===== Extracted entries

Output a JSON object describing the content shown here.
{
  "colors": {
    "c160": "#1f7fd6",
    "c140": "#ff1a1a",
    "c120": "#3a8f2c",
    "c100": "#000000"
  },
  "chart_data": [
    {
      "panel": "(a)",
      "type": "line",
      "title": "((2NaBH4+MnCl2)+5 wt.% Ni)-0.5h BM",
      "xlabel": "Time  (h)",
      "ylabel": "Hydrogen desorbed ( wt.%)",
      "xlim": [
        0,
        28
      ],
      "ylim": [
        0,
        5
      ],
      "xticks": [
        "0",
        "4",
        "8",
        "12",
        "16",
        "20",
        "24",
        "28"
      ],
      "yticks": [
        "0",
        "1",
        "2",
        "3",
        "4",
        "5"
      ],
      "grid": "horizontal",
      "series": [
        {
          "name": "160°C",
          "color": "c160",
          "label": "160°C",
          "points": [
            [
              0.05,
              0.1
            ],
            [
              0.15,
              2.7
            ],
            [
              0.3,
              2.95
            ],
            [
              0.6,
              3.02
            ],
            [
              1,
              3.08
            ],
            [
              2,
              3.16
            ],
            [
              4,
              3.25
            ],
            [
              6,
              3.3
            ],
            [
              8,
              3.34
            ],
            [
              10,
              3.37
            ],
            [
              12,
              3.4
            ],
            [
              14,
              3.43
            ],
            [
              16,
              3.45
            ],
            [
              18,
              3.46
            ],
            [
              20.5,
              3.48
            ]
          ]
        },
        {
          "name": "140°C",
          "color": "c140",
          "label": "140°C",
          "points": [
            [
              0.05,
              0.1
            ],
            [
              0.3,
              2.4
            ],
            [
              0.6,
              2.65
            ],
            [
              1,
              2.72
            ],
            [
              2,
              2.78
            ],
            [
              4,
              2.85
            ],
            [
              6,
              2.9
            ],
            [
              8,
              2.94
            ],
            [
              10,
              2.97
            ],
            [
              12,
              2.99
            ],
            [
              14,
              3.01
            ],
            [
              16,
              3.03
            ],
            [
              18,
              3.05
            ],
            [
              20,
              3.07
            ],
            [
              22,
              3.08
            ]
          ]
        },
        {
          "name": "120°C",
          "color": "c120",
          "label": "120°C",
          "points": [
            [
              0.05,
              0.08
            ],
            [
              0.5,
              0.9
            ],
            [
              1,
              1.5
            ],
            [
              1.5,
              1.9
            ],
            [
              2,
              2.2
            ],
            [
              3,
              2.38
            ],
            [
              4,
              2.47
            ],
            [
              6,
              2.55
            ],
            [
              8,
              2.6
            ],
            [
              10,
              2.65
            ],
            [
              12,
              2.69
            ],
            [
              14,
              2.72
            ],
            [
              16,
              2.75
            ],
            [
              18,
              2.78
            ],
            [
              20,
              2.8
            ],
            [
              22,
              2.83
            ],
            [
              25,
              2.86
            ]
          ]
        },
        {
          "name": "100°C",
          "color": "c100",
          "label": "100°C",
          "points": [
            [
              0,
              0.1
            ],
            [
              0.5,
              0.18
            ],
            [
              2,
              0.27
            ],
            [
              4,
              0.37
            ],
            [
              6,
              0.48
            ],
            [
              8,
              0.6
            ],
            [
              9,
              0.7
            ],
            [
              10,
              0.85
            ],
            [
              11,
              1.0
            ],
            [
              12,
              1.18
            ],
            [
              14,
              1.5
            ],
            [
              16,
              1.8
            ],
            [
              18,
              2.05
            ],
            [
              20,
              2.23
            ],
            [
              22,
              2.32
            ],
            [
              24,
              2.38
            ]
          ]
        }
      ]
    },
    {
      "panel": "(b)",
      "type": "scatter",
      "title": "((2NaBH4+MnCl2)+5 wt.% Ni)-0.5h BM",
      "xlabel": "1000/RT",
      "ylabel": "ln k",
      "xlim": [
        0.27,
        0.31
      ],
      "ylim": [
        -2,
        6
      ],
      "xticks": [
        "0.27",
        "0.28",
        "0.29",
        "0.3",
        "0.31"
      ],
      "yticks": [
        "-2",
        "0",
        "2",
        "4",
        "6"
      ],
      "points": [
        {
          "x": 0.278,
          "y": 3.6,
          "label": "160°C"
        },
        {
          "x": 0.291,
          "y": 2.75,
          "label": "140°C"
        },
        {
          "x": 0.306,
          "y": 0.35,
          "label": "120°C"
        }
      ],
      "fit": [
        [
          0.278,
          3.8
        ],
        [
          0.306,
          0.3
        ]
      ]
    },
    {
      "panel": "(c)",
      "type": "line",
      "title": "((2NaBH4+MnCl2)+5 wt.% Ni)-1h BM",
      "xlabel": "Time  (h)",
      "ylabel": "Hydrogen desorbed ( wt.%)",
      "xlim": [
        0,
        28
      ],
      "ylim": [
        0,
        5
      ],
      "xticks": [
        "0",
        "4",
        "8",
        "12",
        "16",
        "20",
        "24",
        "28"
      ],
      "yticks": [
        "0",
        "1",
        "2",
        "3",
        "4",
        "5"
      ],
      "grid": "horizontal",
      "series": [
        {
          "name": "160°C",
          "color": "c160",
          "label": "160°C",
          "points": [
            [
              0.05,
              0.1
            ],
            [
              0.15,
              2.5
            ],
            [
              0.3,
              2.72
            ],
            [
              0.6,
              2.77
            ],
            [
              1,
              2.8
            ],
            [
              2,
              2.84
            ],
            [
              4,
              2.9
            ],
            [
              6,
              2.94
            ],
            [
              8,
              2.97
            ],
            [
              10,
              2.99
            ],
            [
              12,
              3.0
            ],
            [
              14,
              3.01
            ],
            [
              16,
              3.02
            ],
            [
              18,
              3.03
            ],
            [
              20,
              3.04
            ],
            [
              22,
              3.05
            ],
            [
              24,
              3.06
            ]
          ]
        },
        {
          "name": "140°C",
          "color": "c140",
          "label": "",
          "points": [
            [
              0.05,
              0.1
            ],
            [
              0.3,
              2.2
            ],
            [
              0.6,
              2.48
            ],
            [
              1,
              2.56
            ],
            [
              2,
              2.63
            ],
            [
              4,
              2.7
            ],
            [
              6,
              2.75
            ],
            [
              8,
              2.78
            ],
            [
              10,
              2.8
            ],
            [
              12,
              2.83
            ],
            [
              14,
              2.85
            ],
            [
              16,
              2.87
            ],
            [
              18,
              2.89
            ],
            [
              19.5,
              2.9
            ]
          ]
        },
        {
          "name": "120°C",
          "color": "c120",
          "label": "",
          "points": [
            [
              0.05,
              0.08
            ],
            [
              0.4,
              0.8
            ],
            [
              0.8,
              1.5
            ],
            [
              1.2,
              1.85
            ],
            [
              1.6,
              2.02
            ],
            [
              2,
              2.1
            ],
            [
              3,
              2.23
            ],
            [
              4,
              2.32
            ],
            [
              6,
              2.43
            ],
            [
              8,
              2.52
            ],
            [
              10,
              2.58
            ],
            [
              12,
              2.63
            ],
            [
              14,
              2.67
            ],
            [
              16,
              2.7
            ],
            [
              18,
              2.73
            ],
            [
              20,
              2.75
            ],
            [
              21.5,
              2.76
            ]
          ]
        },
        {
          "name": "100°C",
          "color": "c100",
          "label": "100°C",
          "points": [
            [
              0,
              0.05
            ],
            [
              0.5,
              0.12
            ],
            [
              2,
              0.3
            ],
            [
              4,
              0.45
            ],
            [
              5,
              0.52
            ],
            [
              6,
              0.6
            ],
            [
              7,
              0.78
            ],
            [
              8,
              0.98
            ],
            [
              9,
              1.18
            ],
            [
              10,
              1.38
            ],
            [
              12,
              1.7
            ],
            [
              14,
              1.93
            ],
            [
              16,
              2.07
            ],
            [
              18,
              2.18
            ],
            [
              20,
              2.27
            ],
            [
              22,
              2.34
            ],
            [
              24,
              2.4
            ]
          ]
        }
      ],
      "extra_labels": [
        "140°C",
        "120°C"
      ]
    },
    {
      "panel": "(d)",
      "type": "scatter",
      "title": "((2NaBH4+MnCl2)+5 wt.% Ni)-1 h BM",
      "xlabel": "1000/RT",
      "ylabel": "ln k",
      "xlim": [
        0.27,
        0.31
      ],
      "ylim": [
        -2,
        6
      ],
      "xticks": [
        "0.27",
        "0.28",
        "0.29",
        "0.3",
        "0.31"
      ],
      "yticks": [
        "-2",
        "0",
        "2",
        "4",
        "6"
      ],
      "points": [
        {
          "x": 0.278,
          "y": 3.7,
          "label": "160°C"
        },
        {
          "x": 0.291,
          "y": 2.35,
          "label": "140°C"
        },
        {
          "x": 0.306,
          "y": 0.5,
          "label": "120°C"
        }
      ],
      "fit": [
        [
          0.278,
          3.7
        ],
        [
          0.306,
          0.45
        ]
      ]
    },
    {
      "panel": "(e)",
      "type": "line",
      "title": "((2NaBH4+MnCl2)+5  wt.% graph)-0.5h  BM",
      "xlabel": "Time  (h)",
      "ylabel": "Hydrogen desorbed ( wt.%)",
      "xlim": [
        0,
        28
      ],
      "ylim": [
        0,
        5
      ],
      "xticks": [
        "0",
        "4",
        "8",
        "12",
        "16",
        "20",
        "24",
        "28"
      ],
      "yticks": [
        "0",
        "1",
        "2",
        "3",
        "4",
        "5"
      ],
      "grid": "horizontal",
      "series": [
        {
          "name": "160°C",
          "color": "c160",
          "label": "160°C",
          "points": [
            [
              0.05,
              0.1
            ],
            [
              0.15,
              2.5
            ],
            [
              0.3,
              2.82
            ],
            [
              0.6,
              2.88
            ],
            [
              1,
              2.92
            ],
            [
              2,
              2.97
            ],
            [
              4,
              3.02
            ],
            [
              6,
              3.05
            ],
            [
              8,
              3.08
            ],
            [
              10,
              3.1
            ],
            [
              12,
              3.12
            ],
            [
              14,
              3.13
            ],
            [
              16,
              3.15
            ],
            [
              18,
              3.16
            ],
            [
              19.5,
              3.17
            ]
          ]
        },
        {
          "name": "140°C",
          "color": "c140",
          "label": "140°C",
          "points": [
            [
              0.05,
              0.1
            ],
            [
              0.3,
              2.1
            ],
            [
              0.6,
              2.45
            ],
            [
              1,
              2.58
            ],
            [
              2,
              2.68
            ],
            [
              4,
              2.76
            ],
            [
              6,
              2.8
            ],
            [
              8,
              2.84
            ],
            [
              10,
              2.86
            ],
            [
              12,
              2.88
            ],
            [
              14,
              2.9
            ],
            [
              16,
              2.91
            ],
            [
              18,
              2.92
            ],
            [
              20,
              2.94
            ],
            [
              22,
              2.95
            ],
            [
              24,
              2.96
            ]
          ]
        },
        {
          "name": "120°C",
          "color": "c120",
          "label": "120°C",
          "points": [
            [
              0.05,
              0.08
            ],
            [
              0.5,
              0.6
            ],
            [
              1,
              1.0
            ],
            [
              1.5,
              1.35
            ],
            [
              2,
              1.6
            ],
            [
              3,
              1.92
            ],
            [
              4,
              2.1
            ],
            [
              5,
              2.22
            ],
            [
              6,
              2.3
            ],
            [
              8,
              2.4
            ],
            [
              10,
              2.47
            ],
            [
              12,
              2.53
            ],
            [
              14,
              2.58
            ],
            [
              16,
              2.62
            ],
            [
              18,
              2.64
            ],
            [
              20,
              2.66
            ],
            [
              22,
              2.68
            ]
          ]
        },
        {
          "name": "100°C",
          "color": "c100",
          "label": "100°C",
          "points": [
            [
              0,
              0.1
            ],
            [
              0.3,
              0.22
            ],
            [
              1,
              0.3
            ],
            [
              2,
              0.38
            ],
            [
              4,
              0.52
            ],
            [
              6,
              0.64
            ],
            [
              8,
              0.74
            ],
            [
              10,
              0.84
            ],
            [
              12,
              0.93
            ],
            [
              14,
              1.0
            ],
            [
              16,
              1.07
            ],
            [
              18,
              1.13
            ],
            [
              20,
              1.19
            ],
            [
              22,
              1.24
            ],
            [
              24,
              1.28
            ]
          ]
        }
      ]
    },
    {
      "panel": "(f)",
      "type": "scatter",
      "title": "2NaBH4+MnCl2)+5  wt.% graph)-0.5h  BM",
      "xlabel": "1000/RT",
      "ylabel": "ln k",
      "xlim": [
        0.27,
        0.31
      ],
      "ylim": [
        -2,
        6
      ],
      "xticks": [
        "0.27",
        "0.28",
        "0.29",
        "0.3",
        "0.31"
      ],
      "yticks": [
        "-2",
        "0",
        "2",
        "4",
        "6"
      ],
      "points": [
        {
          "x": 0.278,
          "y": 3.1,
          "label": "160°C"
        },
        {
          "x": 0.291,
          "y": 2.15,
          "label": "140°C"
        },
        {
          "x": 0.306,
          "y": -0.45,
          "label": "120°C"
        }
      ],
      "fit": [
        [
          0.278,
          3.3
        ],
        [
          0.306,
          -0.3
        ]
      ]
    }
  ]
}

==========

* _The problem_:
Report how many lines of the data hold the string "graph"; give only the number.

* _Response_:
2